Reproduce all of the data word for word.

▶ Records provided:
>> Start
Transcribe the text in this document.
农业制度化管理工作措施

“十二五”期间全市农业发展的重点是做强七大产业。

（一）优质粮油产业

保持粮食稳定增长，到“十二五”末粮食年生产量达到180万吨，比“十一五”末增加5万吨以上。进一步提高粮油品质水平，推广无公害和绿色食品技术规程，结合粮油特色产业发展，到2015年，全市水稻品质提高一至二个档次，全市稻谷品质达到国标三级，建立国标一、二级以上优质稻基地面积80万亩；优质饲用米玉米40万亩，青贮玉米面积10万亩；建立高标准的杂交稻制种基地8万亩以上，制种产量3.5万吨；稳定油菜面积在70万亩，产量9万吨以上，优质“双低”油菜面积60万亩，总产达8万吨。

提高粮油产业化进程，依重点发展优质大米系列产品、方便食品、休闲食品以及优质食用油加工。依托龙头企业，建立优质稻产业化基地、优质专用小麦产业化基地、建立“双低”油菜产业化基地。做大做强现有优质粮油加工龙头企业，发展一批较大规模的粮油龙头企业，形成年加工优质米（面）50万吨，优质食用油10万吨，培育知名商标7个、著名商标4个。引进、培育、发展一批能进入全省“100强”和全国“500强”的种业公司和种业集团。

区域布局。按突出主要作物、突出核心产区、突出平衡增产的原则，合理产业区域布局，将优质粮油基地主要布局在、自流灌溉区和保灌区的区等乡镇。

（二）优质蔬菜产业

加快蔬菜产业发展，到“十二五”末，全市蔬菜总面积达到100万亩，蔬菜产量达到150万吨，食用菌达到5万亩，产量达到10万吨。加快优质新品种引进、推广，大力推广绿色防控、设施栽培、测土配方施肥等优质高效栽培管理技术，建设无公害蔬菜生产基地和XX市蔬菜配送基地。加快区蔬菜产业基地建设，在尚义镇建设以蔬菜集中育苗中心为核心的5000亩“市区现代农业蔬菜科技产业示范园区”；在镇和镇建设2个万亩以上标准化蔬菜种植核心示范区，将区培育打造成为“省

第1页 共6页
>> End
▶ Output below:
Transcribe the text in this document.
农业制度化管理工作措施

“十二五”期间全市农业发展的重点是做强七大产业。

（一）优质粮油产业

保持粮食稳定增长，到“十二五”末粮食年生产量达到180万吨，比“十一五”末增加5万吨以上。进一步提高粮油品质水平，推广无公害和绿色食品技术规程，结合粮油特色产业发展，到2015年，全市水稻品质提高一至二个档次，全市稻谷品质达到国标三级，建立国标一、二级以上优质稻基地面积80万亩；优质饲用米玉米40万亩，青贮玉米面积10万亩；建立高标准的杂交稻制种基地8万亩以上，制种产量3.5万吨；稳定油菜面积在70万亩，产量9万吨以上，优质“双低”油菜面积60万亩，总产达8万吨。

提高粮油产业化进程，依重点发展优质大米系列产品、方便食品、休闲食品以及优质食用油加工。依托龙头企业，建立优质稻产业化基地、优质专用小麦产业化基地、建立“双低”油菜产业化基地。做大做强现有优质粮油加工龙头企业，发展一批较大规模的粮油龙头企业，形成年加工优质米（面）50万吨，优质食用油10万吨，培育知名商标7个、著名商标4个。引进、培育、发展一批能进入全省“100强”和全国“500强”的种业公司和种业集团。

区域布局。按突出主要作物、突出核心产区、突出平衡增产的原则，合理产业区域布局，将优质粮油基地主要布局在、自流灌溉区和保灌区的区等乡镇。

（二）优质蔬菜产业

加快蔬菜产业发展，到“十二五”末，全市蔬菜总面积达到100万亩，蔬菜产量达到150万吨，食用菌达到5万亩，产量达到10万吨。加快优质新品种引进、推广，大力推广绿色防控、设施栽培、测土配方施肥等优质高效栽培管理技术，建设无公害蔬菜生产基地和XX市蔬菜配送基地。加快区蔬菜产业基地建设，在尚义镇建设以蔬菜集中育苗中心为核心的5000亩“市区现代农业蔬菜科技产业示范园区”；在镇和镇建设2个万亩以上标准化蔬菜种植核心示范区，将区培育打造成为“省

第1页 共6页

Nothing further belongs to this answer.